-- Goal --
Wherever the string "ILLUSTRATIVE" appears in the listing, copy that line.

━━━ Dataset ━━━

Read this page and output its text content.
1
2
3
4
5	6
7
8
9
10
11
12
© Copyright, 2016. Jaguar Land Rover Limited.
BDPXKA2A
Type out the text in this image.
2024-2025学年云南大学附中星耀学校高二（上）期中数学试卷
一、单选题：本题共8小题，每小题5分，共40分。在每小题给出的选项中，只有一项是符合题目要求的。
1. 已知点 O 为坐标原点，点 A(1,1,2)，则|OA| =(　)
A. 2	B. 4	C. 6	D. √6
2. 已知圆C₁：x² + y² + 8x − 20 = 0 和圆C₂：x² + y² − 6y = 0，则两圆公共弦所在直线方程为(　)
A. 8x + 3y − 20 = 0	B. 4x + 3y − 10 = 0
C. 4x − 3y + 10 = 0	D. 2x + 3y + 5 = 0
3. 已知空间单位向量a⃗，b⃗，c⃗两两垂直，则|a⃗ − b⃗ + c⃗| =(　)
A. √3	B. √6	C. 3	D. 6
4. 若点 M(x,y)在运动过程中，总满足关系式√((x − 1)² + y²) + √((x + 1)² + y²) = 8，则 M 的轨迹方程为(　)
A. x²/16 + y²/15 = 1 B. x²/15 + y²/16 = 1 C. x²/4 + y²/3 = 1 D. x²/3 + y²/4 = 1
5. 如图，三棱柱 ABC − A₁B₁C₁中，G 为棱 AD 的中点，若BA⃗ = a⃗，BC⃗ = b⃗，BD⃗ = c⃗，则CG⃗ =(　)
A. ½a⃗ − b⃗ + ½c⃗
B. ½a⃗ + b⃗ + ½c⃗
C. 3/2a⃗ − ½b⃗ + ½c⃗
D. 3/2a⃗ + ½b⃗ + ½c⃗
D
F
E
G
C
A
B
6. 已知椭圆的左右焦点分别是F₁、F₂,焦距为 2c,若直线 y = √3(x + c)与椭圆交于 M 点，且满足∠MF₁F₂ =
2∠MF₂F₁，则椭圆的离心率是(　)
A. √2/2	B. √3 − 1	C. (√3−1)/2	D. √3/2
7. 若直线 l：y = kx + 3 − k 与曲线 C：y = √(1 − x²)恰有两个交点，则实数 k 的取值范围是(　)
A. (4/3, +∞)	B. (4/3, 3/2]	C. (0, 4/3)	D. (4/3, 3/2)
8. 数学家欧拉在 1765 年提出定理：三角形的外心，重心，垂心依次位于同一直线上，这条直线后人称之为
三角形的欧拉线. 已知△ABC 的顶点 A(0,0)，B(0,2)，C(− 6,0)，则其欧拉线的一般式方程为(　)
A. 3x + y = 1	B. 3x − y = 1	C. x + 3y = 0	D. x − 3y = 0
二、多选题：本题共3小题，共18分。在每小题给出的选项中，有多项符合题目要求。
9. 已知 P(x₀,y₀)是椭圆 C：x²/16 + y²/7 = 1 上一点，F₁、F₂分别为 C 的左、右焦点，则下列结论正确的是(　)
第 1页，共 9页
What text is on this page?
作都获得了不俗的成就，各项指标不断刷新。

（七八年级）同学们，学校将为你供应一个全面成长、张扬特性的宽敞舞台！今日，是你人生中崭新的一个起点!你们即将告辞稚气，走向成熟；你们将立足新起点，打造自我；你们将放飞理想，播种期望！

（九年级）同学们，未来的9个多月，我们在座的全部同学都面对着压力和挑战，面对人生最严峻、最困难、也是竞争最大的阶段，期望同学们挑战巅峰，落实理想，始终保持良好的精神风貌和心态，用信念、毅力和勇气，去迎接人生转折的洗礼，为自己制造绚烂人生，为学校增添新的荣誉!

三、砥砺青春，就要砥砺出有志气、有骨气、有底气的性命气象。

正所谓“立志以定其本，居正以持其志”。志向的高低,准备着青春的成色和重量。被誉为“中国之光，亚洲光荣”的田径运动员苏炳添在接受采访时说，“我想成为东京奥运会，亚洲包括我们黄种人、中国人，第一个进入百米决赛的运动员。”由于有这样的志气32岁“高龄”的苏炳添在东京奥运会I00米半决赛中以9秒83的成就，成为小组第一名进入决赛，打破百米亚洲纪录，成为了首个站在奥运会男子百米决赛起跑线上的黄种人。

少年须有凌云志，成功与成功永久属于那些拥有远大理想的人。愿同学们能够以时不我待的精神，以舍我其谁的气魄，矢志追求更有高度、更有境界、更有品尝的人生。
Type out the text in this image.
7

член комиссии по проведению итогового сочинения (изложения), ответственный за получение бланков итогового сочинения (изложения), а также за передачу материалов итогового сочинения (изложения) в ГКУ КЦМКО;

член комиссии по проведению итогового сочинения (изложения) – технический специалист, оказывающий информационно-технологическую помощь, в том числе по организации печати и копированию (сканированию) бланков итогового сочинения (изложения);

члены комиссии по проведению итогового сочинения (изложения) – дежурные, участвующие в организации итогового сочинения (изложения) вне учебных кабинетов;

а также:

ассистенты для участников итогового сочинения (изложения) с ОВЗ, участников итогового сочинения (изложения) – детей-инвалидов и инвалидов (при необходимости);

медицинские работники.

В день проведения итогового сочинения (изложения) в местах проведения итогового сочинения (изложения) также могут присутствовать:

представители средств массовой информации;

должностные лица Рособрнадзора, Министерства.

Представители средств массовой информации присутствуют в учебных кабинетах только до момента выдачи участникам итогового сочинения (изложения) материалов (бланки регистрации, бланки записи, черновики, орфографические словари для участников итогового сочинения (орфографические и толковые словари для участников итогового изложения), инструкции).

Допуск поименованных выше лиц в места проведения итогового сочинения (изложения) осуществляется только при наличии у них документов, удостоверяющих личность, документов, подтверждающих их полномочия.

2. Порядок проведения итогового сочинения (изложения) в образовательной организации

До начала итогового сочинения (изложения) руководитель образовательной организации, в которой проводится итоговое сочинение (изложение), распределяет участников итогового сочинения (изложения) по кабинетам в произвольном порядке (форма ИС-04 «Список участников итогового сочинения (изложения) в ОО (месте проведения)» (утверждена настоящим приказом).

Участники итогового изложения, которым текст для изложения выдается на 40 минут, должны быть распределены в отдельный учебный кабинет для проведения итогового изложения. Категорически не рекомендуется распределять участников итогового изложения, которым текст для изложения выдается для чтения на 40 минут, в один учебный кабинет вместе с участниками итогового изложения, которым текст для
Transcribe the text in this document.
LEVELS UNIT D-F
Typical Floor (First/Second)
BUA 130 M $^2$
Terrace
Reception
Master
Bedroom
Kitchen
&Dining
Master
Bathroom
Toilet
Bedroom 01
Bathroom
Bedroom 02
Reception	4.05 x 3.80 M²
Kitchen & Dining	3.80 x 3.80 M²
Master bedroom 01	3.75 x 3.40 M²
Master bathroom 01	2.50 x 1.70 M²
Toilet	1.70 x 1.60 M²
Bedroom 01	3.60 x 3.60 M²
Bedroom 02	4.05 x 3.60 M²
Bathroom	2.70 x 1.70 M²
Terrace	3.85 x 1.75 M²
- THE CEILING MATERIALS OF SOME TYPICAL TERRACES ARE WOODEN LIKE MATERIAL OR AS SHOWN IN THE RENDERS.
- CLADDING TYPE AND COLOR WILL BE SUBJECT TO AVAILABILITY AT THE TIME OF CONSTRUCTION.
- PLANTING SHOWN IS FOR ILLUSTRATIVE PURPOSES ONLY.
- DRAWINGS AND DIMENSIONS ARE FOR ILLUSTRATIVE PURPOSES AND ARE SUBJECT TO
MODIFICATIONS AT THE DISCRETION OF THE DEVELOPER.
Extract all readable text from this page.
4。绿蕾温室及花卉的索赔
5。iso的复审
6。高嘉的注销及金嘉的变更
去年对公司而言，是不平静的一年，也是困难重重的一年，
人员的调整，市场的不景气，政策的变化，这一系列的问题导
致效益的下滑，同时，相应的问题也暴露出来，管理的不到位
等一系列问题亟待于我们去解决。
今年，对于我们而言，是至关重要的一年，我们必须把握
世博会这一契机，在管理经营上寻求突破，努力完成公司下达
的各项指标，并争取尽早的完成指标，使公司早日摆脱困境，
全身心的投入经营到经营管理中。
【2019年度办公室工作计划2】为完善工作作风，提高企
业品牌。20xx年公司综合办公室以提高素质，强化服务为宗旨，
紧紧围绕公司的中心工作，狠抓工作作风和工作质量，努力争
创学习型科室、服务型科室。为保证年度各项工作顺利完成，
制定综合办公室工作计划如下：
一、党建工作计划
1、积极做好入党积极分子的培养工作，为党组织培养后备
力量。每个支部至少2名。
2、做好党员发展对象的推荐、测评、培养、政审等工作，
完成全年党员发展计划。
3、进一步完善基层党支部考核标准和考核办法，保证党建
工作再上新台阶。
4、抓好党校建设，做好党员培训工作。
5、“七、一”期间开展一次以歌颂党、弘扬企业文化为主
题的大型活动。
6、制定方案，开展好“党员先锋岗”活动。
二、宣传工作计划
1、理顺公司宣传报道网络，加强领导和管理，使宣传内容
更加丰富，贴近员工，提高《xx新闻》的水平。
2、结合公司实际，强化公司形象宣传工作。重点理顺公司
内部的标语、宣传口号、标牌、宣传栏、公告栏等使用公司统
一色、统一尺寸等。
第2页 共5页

━━━

-- Task solution --
- PLANTING SHOWN IS FOR ILLUSTRATIVE PURPOSES ONLY.
- DRAWINGS AND DIMENSIONS ARE FOR ILLUSTRATIVE PURPOSES AND ARE SUBJECT TO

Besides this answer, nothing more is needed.